## [WHAT IS ASKED]
Select all lines holding the word "JSON" from the entries that follow.

## [ENTRIES PROVIDED]

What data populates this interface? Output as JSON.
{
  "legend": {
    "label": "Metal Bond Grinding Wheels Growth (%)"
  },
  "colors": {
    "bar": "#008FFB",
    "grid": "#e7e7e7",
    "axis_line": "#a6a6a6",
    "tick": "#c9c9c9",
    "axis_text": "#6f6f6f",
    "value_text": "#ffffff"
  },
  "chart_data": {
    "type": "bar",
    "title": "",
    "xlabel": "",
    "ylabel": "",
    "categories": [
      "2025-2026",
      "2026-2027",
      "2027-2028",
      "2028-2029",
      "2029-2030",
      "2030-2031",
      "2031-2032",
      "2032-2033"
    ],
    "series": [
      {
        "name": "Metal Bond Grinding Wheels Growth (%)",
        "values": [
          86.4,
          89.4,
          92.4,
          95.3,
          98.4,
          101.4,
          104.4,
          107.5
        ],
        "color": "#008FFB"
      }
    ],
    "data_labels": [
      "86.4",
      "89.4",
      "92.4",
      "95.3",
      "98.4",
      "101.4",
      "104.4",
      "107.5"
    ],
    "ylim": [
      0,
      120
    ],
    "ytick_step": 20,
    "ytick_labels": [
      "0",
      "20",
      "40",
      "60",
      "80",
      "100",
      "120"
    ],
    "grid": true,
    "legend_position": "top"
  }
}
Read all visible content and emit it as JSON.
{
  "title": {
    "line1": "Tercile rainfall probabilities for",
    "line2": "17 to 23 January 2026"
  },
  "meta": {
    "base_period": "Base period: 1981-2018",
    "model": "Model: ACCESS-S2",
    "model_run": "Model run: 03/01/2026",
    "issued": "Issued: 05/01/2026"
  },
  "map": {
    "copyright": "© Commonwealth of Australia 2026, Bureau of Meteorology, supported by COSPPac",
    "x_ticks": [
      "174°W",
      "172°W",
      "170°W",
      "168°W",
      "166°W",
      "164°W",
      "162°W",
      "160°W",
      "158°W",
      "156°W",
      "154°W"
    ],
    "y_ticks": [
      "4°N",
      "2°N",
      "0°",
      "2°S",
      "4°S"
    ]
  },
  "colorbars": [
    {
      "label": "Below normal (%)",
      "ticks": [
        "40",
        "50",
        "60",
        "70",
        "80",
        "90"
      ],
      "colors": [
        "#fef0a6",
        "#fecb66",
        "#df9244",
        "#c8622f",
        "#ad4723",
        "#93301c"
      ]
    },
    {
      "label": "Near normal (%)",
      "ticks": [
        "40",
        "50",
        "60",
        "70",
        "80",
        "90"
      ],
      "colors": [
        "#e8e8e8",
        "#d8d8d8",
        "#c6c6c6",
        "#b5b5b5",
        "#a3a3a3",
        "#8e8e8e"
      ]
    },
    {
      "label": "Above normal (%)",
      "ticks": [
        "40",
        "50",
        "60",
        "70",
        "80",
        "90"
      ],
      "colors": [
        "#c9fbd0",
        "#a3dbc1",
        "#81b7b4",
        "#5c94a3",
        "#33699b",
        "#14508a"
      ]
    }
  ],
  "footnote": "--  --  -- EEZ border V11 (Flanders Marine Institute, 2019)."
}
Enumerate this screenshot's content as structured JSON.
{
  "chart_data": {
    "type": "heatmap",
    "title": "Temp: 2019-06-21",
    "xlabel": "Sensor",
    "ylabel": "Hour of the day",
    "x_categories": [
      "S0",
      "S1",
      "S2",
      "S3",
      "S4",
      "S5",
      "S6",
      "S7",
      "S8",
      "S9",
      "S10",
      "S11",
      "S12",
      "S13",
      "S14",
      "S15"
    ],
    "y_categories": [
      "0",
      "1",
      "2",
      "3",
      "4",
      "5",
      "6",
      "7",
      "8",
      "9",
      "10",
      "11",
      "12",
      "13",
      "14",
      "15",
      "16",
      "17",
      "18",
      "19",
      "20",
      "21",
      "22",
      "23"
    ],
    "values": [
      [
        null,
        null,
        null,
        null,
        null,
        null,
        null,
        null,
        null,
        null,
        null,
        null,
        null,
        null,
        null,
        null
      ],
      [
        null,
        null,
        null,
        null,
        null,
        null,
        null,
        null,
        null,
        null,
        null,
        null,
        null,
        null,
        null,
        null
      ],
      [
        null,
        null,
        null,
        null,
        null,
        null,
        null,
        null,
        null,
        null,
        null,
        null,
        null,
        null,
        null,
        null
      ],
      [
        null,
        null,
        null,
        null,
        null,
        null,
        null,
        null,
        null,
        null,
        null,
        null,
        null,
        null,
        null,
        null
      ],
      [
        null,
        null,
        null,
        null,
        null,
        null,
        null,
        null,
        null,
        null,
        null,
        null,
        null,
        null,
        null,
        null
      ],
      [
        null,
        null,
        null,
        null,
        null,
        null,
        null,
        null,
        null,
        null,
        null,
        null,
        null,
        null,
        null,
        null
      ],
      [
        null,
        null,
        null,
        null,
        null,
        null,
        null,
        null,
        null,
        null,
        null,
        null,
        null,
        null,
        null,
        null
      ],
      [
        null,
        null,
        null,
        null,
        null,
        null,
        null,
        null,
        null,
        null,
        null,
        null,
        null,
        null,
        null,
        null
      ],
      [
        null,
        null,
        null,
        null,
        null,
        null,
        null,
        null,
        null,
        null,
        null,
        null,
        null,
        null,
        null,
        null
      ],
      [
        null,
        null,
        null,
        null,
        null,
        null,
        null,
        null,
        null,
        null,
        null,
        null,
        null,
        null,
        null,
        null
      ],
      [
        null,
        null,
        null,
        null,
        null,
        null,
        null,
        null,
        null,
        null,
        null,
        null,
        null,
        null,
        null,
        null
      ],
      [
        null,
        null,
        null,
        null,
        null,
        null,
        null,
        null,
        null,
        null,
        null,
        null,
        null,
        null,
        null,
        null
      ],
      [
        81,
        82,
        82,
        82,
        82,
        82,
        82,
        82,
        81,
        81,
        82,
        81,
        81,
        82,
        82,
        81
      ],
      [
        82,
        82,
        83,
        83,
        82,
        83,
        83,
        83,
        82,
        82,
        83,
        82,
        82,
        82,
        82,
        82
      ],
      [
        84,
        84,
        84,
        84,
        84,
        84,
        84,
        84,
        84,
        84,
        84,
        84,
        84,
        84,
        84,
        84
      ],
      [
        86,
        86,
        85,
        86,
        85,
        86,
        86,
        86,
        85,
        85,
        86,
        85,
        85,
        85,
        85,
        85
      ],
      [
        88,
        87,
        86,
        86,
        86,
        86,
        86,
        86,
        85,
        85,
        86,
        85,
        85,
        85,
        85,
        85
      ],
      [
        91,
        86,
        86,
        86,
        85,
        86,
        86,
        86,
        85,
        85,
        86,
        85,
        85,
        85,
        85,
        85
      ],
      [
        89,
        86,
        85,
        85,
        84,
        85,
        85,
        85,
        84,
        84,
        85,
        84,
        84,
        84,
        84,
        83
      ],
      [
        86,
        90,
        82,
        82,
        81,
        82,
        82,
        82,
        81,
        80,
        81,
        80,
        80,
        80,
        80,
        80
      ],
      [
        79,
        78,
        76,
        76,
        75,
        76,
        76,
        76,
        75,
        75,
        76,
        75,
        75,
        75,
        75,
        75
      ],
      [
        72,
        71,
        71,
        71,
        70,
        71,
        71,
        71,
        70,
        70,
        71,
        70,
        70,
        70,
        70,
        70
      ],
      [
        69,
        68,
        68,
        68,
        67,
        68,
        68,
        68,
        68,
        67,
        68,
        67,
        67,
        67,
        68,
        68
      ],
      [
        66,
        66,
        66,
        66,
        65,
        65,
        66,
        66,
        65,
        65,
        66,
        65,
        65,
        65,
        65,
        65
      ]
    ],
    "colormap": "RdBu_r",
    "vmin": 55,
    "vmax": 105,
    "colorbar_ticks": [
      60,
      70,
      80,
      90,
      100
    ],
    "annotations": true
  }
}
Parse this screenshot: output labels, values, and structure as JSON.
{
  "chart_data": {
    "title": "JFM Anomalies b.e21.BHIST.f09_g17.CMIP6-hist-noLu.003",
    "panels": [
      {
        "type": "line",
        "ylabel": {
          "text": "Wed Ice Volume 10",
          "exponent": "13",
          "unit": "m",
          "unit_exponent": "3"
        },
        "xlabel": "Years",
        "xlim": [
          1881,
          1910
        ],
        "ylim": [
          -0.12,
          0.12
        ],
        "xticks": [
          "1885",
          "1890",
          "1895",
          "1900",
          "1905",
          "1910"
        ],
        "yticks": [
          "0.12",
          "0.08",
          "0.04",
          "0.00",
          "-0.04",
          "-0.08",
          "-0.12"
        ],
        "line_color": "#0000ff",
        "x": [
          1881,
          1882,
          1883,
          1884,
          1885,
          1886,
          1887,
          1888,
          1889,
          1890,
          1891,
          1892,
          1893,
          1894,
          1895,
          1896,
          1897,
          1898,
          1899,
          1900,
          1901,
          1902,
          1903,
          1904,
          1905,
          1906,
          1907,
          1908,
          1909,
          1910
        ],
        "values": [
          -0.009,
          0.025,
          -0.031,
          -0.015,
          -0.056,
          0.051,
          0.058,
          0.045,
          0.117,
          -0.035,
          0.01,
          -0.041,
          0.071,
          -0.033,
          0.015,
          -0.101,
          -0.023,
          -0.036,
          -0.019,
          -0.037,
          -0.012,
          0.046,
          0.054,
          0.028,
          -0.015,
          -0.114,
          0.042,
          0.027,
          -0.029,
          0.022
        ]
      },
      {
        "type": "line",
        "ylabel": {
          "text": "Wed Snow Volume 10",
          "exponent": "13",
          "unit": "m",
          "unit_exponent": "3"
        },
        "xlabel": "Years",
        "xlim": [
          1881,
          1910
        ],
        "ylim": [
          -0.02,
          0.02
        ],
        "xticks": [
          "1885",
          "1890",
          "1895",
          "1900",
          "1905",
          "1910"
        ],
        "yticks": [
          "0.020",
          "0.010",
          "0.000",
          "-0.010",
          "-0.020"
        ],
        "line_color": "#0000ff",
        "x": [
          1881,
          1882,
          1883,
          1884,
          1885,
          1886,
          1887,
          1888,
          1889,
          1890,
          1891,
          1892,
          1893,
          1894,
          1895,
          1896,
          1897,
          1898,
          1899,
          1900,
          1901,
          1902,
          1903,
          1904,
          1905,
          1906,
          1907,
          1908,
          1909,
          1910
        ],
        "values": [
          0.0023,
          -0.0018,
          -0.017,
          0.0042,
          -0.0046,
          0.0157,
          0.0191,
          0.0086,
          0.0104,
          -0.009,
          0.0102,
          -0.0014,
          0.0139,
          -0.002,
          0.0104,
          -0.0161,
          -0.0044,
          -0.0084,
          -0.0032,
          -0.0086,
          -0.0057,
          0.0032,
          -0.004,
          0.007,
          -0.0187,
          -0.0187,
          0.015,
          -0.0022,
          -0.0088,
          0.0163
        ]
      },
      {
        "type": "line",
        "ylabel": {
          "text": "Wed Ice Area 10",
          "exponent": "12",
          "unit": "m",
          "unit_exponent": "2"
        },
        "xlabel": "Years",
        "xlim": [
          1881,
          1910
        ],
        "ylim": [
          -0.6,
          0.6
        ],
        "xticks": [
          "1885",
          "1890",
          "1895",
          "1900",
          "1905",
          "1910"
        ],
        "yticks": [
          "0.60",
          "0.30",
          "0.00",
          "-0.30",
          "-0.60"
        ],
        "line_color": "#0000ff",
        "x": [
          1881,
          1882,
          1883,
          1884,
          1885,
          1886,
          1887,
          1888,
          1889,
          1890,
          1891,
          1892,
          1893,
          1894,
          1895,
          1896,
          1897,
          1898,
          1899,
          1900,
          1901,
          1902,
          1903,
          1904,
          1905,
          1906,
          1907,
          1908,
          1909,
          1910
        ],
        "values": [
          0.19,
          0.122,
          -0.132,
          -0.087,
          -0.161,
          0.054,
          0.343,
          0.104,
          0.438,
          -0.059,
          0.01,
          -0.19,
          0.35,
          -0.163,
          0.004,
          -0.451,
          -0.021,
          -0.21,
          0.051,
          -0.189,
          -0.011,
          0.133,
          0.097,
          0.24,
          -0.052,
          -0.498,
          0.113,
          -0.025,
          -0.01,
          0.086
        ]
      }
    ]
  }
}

## [EXERCISE SOLUTION]
What data populates this interface? Output as JSON.
Read all visible content and emit it as JSON.
Enumerate this screenshot's content as structured JSON.
Parse this screenshot: output labels, values, and structure as JSON.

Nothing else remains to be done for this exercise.